● DO THIS
Filter the data below for the string "ylabel" and copy each matching line.

● DATA FOR THIS TASK

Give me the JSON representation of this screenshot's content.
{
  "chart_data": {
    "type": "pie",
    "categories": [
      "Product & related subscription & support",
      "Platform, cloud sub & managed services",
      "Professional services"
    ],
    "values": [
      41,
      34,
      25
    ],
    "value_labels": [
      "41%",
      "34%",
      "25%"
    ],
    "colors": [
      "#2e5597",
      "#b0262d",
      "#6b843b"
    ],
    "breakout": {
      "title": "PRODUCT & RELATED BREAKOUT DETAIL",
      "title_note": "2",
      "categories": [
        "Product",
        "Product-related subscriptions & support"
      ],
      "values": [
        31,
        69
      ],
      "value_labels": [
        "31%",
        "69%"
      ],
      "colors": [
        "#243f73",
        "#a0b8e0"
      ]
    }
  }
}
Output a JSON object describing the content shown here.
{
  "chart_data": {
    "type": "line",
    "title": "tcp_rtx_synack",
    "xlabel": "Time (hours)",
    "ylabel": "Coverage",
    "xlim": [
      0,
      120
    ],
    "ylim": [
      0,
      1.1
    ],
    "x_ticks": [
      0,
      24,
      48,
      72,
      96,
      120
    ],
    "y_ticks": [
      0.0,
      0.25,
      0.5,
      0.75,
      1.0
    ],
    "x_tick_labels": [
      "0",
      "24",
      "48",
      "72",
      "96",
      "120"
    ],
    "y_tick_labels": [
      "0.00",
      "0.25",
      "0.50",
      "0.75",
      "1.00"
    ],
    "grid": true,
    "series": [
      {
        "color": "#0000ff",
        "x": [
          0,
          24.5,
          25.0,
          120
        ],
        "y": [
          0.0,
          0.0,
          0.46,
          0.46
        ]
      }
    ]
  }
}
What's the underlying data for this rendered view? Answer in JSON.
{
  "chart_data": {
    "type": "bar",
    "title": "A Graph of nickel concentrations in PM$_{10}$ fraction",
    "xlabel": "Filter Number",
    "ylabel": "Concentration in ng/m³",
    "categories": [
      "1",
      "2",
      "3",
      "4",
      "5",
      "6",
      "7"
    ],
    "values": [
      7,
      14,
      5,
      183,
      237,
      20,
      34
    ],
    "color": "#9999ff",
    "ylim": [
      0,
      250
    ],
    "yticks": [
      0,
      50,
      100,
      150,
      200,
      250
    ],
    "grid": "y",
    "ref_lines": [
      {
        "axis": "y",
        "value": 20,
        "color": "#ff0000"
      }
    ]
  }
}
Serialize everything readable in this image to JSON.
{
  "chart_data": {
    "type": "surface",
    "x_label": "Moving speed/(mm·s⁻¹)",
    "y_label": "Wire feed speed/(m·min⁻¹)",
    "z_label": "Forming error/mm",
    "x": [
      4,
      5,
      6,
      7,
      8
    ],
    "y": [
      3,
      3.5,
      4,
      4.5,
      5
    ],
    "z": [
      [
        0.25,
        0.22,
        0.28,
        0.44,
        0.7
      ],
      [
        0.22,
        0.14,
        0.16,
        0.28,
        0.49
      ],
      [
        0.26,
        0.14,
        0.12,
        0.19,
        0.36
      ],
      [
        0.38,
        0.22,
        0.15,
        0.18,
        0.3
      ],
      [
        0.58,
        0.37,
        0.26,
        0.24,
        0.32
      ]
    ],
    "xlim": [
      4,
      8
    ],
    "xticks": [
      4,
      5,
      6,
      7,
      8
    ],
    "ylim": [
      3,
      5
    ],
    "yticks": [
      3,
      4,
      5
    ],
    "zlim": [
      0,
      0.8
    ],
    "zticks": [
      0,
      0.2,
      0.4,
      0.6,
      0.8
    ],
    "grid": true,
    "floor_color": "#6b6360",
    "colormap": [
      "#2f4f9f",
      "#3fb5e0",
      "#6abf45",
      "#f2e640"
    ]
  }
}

● EXERCISE ANSWER
    "ylabel": "Coverage",
    "ylabel": "Concentration in ng/m³",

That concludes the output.